Begin Data for this exercise

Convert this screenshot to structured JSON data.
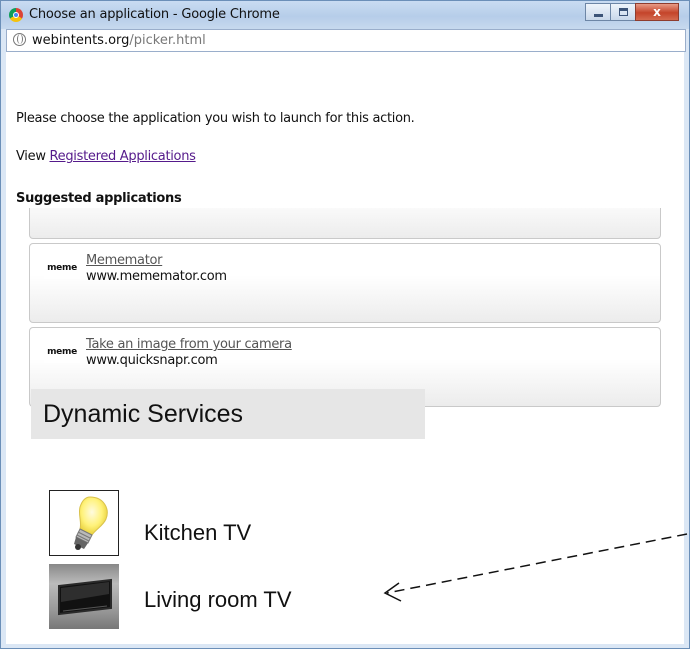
{
  "window": {
    "title": "Choose an application - Google Chrome",
    "close_glyph": "x"
  },
  "address": {
    "host": "webintents.org",
    "path": "/picker.html"
  },
  "page": {
    "instruction": "Please choose the application you wish to launch for this action.",
    "view_prefix": "View ",
    "registered_link": "Registered Applications",
    "suggested_title": "Suggested applications"
  },
  "apps": [
    {
      "logo_text": "meme",
      "name": "Mememator",
      "url": "www.mememator.com"
    },
    {
      "logo_text": "meme",
      "name": "Take an image from your camera",
      "url": "www.quicksnapr.com"
    }
  ],
  "dynamic": {
    "header": "Dynamic Services",
    "devices": [
      {
        "label": "Kitchen TV",
        "icon": "lightbulb-icon"
      },
      {
        "label": "Living room TV",
        "icon": "tv-icon"
      }
    ]
  },
  "colors": {
    "link": "#551a8b",
    "titlebar": "#c9dcf2",
    "close_button": "#c4442a",
    "section_bg": "#e6e6e6"
  }
}
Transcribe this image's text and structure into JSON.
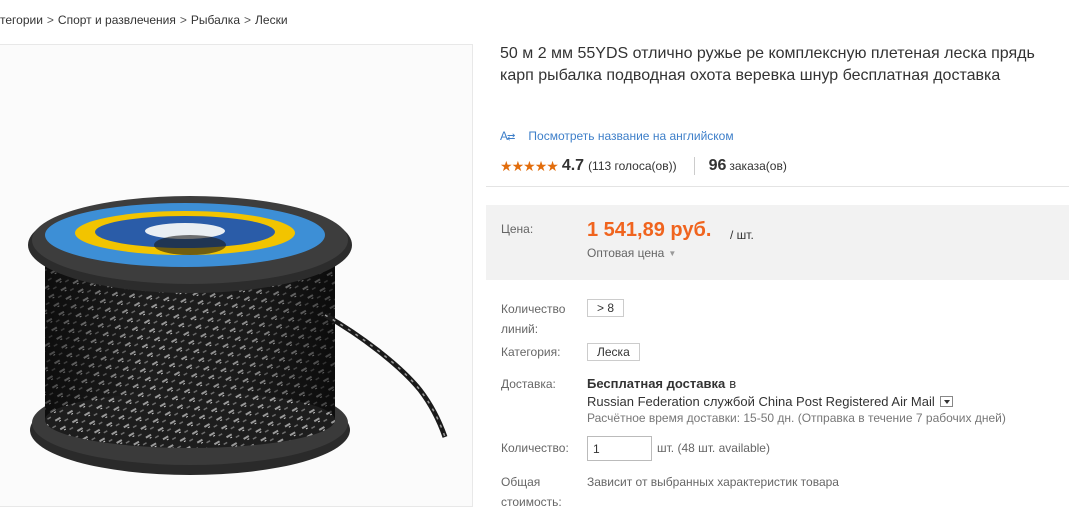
{
  "breadcrumb": {
    "items": [
      "тегории",
      "Спорт и развлечения",
      "Рыбалка",
      "Лески"
    ],
    "separator": ">"
  },
  "product": {
    "title": "50 м 2 мм 55YDS отлично ружье ре комплексную плетеная леска прядь карп рыбалка подводная охота веревка шнур бесплатная доставка",
    "translate_link": "Посмотреть название на английском",
    "translate_icon": "translate-icon",
    "rating": {
      "stars": 5,
      "value": "4.7",
      "votes": "(113 голоса(ов))",
      "orders_count": "96",
      "orders_label": "заказа(ов)"
    }
  },
  "price": {
    "label": "Цена:",
    "value": "1 541,89 руб.",
    "unit": "/ шт.",
    "wholesale": "Оптовая цена"
  },
  "properties": {
    "lines_label_1": "Количество",
    "lines_label_2": "линий:",
    "lines_value": "> 8",
    "category_label": "Категория:",
    "category_value": "Леска"
  },
  "delivery": {
    "label": "Доставка:",
    "free": "Бесплатная доставка",
    "in": "в",
    "route": "Russian Federation службой China Post Registered Air Mail",
    "time": "Расчётное время доставки: 15-50 дн. (Отправка в течение 7 рабочих дней)"
  },
  "quantity": {
    "label": "Количество:",
    "value": "1",
    "info": "шт. (48 шт. available)"
  },
  "total": {
    "label_1": "Общая",
    "label_2": "стоимость:",
    "text": "Зависит от выбранных характеристик товара"
  },
  "colors": {
    "price": "#f0641e",
    "link": "#3e7fc9",
    "star": "#e26d0c",
    "price_bg": "#f2f2f2"
  }
}
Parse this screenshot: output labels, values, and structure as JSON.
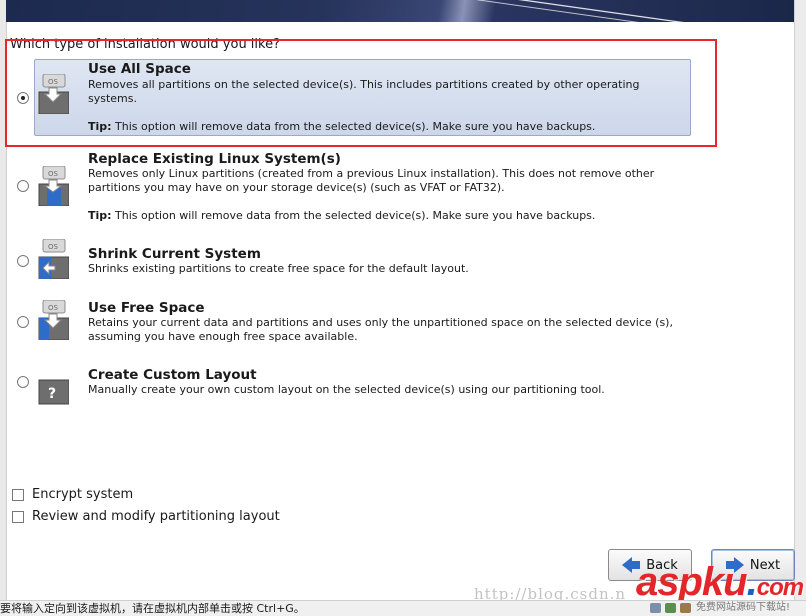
{
  "question": "Which type of installation would you like?",
  "options": [
    {
      "title": "Use All Space",
      "description": "Removes all partitions on the selected device(s).  This includes partitions created by other operating systems.",
      "tip_label": "Tip:",
      "tip_text": " This option will remove data from the selected device(s).  Make sure you have backups.",
      "selected": true,
      "icon": "os-disk-down-icon"
    },
    {
      "title": "Replace Existing Linux System(s)",
      "description": "Removes only Linux partitions (created from a previous Linux installation).  This does not remove other partitions you may have on your storage device(s) (such as VFAT or FAT32).",
      "tip_label": "Tip:",
      "tip_text": " This option will remove data from the selected device(s).  Make sure you have backups.",
      "selected": false,
      "icon": "os-disk-replace-icon"
    },
    {
      "title": "Shrink Current System",
      "description": "Shrinks existing partitions to create free space for the default layout.",
      "selected": false,
      "icon": "os-disk-shrink-icon"
    },
    {
      "title": "Use Free Space",
      "description": "Retains your current data and partitions and uses only the unpartitioned space on the selected device (s), assuming you have enough free space available.",
      "selected": false,
      "icon": "os-disk-free-icon"
    },
    {
      "title": "Create Custom Layout",
      "description": "Manually create your own custom layout on the selected device(s) using our partitioning tool.",
      "selected": false,
      "icon": "custom-layout-question-icon"
    }
  ],
  "checkboxes": {
    "encrypt": "Encrypt system",
    "review": "Review and modify partitioning layout"
  },
  "buttons": {
    "back": "Back",
    "next": "Next"
  },
  "statusbar": {
    "message": "要将输入定向到该虚拟机，请在虚拟机内部单击或按 Ctrl+G。"
  },
  "watermark": {
    "url": "http://blog.csdn.n",
    "logo_main": "aspku",
    "logo_dot": ".",
    "logo_end": "com",
    "sub": "免费网站源码下载站!"
  },
  "colors": {
    "highlight": "#e8262c",
    "selection": "#cdd7ea",
    "arrow": "#2f6bc8"
  }
}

End Data for this exercise

## Requirement
Transcribe all of the records above character for character. Exclude the pictures.

## Solution for this problem
Convert this screenshot to structured JSON data.
{
  "window": {
    "title": "Choose an application - Google Chrome",
    "close_glyph": "x"
  },
  "address": {
    "host": "webintents.org",
    "path": "/picker.html"
  },
  "page": {
    "instruction": "Please choose the application you wish to launch for this action.",
    "view_prefix": "View ",
    "registered_link": "Registered Applications",
    "suggested_title": "Suggested applications"
  },
  "apps": [
    {
      "logo_text": "meme",
      "name": "Mememator",
      "url": "www.mememator.com"
    },
    {
      "logo_text": "meme",
      "name": "Take an image from your camera",
      "url": "www.quicksnapr.com"
    }
  ],
  "dynamic": {
    "header": "Dynamic Services",
    "devices": [
      {
        "label": "Kitchen TV",
        "icon": "lightbulb-icon"
      },
      {
        "label": "Living room TV",
        "icon": "tv-icon"
      }
    ]
  },
  "colors": {
    "link": "#551a8b",
    "titlebar": "#c9dcf2",
    "close_button": "#c4442a",
    "section_bg": "#e6e6e6"
  }
}
Transcribe this image's text and structure into JSON.
{
  "breadcrumb": {
    "items": [
      "тегории",
      "Спорт и развлечения",
      "Рыбалка",
      "Лески"
    ],
    "separator": ">"
  },
  "product": {
    "title": "50 м 2 мм 55YDS отлично ружье ре комплексную плетеная леска прядь карп рыбалка подводная охота веревка шнур бесплатная доставка",
    "translate_link": "Посмотреть название на английском",
    "translate_icon": "translate-icon",
    "rating": {
      "stars": 5,
      "value": "4.7",
      "votes": "(113 голоса(ов))",
      "orders_count": "96",
      "orders_label": "заказа(ов)"
    }
  },
  "price": {
    "label": "Цена:",
    "value": "1 541,89 руб.",
    "unit": "/ шт.",
    "wholesale": "Оптовая цена"
  },
  "properties": {
    "lines_label_1": "Количество",
    "lines_label_2": "линий:",
    "lines_value": "> 8",
    "category_label": "Категория:",
    "category_value": "Леска"
  },
  "delivery": {
    "label": "Доставка:",
    "free": "Бесплатная доставка",
    "in": "в",
    "route": "Russian Federation службой China Post Registered Air Mail",
    "time": "Расчётное время доставки: 15-50 дн. (Отправка в течение 7 рабочих дней)"
  },
  "quantity": {
    "label": "Количество:",
    "value": "1",
    "info": "шт. (48 шт. available)"
  },
  "total": {
    "label_1": "Общая",
    "label_2": "стоимость:",
    "text": "Зависит от выбранных характеристик товара"
  },
  "colors": {
    "price": "#f0641e",
    "link": "#3e7fc9",
    "star": "#e26d0c",
    "price_bg": "#f2f2f2"
  }
}
Parse this screenshot: output labels, values, and structure as JSON.
{
  "question": "Which type of installation would you like?",
  "options": [
    {
      "title": "Use All Space",
      "description": "Removes all partitions on the selected device(s).  This includes partitions created by other operating systems.",
      "tip_label": "Tip:",
      "tip_text": " This option will remove data from the selected device(s).  Make sure you have backups.",
      "selected": true,
      "icon": "os-disk-down-icon"
    },
    {
      "title": "Replace Existing Linux System(s)",
      "description": "Removes only Linux partitions (created from a previous Linux installation).  This does not remove other partitions you may have on your storage device(s) (such as VFAT or FAT32).",
      "tip_label": "Tip:",
      "tip_text": " This option will remove data from the selected device(s).  Make sure you have backups.",
      "selected": false,
      "icon": "os-disk-replace-icon"
    },
    {
      "title": "Shrink Current System",
      "description": "Shrinks existing partitions to create free space for the default layout.",
      "selected": false,
      "icon": "os-disk-shrink-icon"
    },
    {
      "title": "Use Free Space",
      "description": "Retains your current data and partitions and uses only the unpartitioned space on the selected device (s), assuming you have enough free space available.",
      "selected": false,
      "icon": "os-disk-free-icon"
    },
    {
      "title": "Create Custom Layout",
      "description": "Manually create your own custom layout on the selected device(s) using our partitioning tool.",
      "selected": false,
      "icon": "custom-layout-question-icon"
    }
  ],
  "checkboxes": {
    "encrypt": "Encrypt system",
    "review": "Review and modify partitioning layout"
  },
  "buttons": {
    "back": "Back",
    "next": "Next"
  },
  "statusbar": {
    "message": "要将输入定向到该虚拟机，请在虚拟机内部单击或按 Ctrl+G。"
  },
  "watermark": {
    "url": "http://blog.csdn.n",
    "logo_main": "aspku",
    "logo_dot": ".",
    "logo_end": "com",
    "sub": "免费网站源码下载站!"
  },
  "colors": {
    "highlight": "#e8262c",
    "selection": "#cdd7ea",
    "arrow": "#2f6bc8"
  }
}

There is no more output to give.